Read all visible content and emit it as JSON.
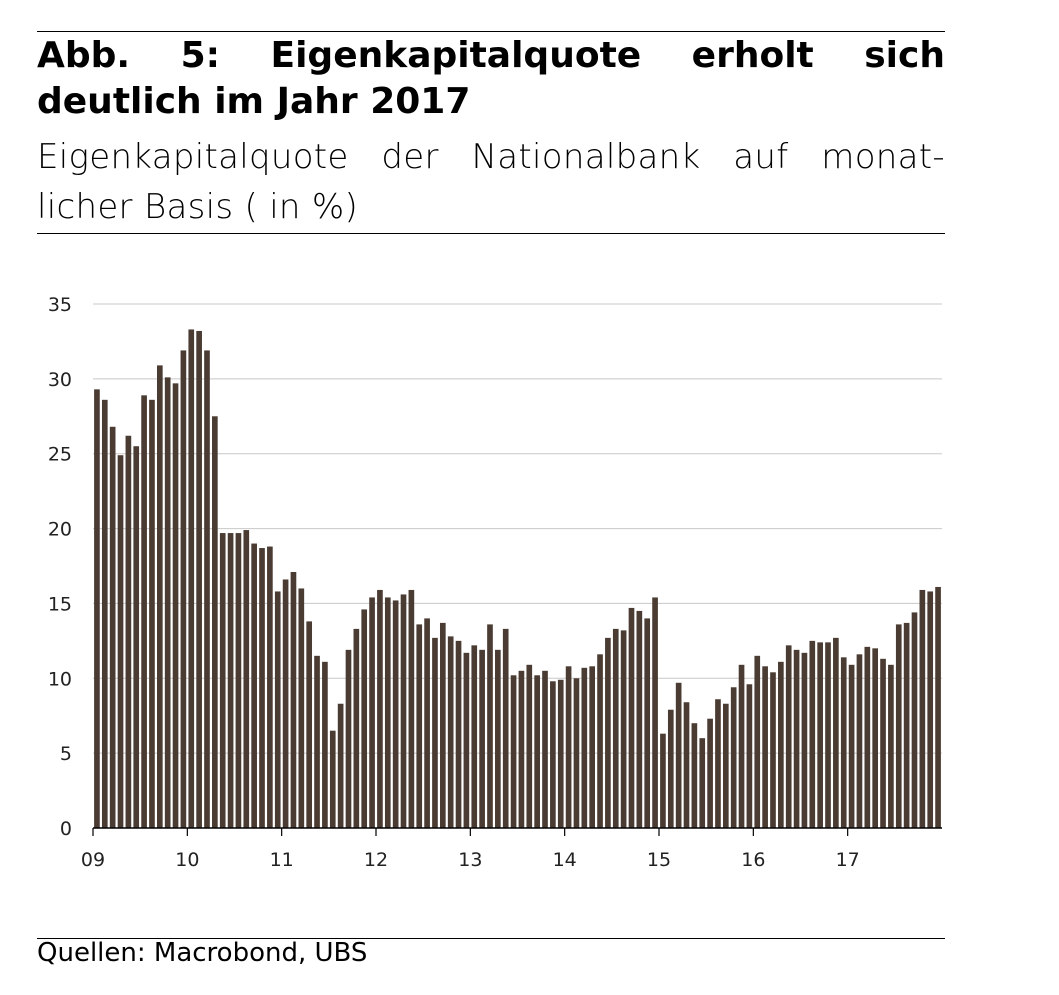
{
  "header": {
    "title": "Abb. 5: Eigenkapitalquote erholt sich deutlich im Jahr 2017",
    "subtitle": "Eigenkapitalquote der Nationalbank auf monat- licher Basis ( in %)"
  },
  "footer": {
    "source": "Quellen: Macrobond, UBS"
  },
  "colors": {
    "bar": "#4a3c32",
    "grid": "#c8c8c8",
    "axis": "#000000"
  },
  "chart_data": {
    "type": "bar",
    "title": "Abb. 5: Eigenkapitalquote erholt sich deutlich im Jahr 2017",
    "subtitle": "Eigenkapitalquote der Nationalbank auf monatlicher Basis ( in %)",
    "xlabel": "",
    "ylabel": "",
    "ylim": [
      0,
      35
    ],
    "yticks": [
      "0",
      "5",
      "10",
      "15",
      "20",
      "25",
      "30",
      "35"
    ],
    "xticks": [
      "09",
      "10",
      "11",
      "12",
      "13",
      "14",
      "15",
      "16",
      "17"
    ],
    "grid": true,
    "legend": "none",
    "start": "2009-01",
    "frequency": "monthly",
    "values": [
      29.3,
      28.6,
      26.8,
      24.9,
      26.2,
      25.5,
      28.9,
      28.6,
      30.9,
      30.1,
      29.7,
      31.9,
      33.3,
      33.2,
      31.9,
      27.5,
      19.7,
      19.7,
      19.7,
      19.9,
      19.0,
      18.7,
      18.8,
      15.8,
      16.6,
      17.1,
      16.0,
      13.8,
      11.5,
      11.1,
      6.5,
      8.3,
      11.9,
      13.3,
      14.6,
      15.4,
      15.9,
      15.4,
      15.2,
      15.6,
      15.9,
      13.6,
      14.0,
      12.7,
      13.7,
      12.8,
      12.5,
      11.7,
      12.2,
      11.9,
      13.6,
      11.9,
      13.3,
      10.2,
      10.5,
      10.9,
      10.2,
      10.5,
      9.8,
      9.9,
      10.8,
      10.0,
      10.7,
      10.8,
      11.6,
      12.7,
      13.3,
      13.2,
      14.7,
      14.5,
      14.0,
      15.4,
      6.3,
      7.9,
      9.7,
      8.4,
      7.0,
      6.0,
      7.3,
      8.6,
      8.3,
      9.4,
      10.9,
      9.6,
      11.5,
      10.8,
      10.4,
      11.1,
      12.2,
      11.9,
      11.7,
      12.5,
      12.4,
      12.4,
      12.7,
      11.4,
      10.9,
      11.6,
      12.1,
      12.0,
      11.3,
      10.9,
      13.6,
      13.7,
      14.4,
      15.9,
      15.8,
      16.1
    ]
  }
}
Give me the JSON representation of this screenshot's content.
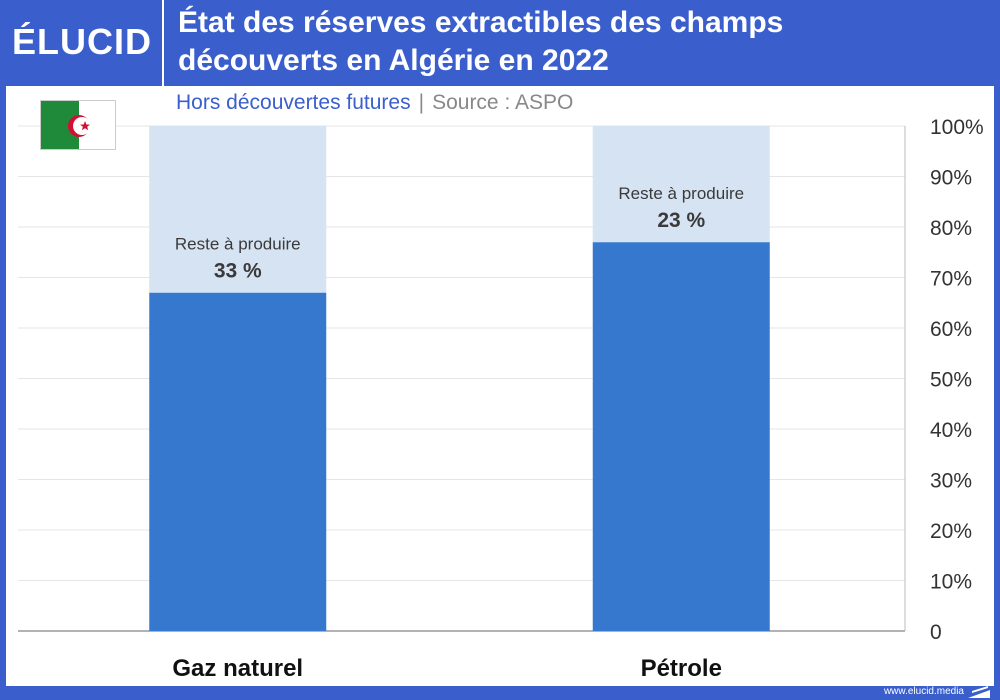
{
  "brand": "ÉLUCID",
  "title_line1": "État des réserves extractibles des champs",
  "title_line2": "découverts en Algérie en 2022",
  "subtitle": "Hors découvertes futures",
  "separator": "|",
  "source": "Source : ASPO",
  "footer": "www.elucid.media",
  "colors": {
    "produced": "#3578cd",
    "remaining": "#d6e3f3",
    "background": "#3a5fcd"
  },
  "chart_data": {
    "type": "bar",
    "stacked": true,
    "categories": [
      "Gaz naturel",
      "Pétrole"
    ],
    "series": [
      {
        "values": [
          67,
          77
        ]
      },
      {
        "name": "Reste à produire",
        "values": [
          33,
          23
        ]
      }
    ],
    "data_labels": [
      {
        "text": "Reste à produire",
        "value": "33 %"
      },
      {
        "text": "Reste à produire",
        "value": "23 %"
      }
    ],
    "yticks": [
      "0",
      "10%",
      "20%",
      "30%",
      "40%",
      "50%",
      "60%",
      "70%",
      "80%",
      "90%",
      "100%"
    ],
    "ylim": [
      0,
      100
    ],
    "yaxis_position": "right",
    "grid": true
  }
}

────

- **WORK TO DO**
Identify and copy lines that hold the string "Eigenkapitalquote".

- **ANSWER FOR THIS EXERCISE**
    "title": "Abb. 5: Eigenkapitalquote erholt sich deutlich im Jahr 2017",
    "subtitle": "Eigenkapitalquote der Nationalbank auf monat- licher Basis ( in %)"
    "title": "Abb. 5: Eigenkapitalquote erholt sich deutlich im Jahr 2017",
    "subtitle": "Eigenkapitalquote der Nationalbank auf monatlicher Basis ( in %)",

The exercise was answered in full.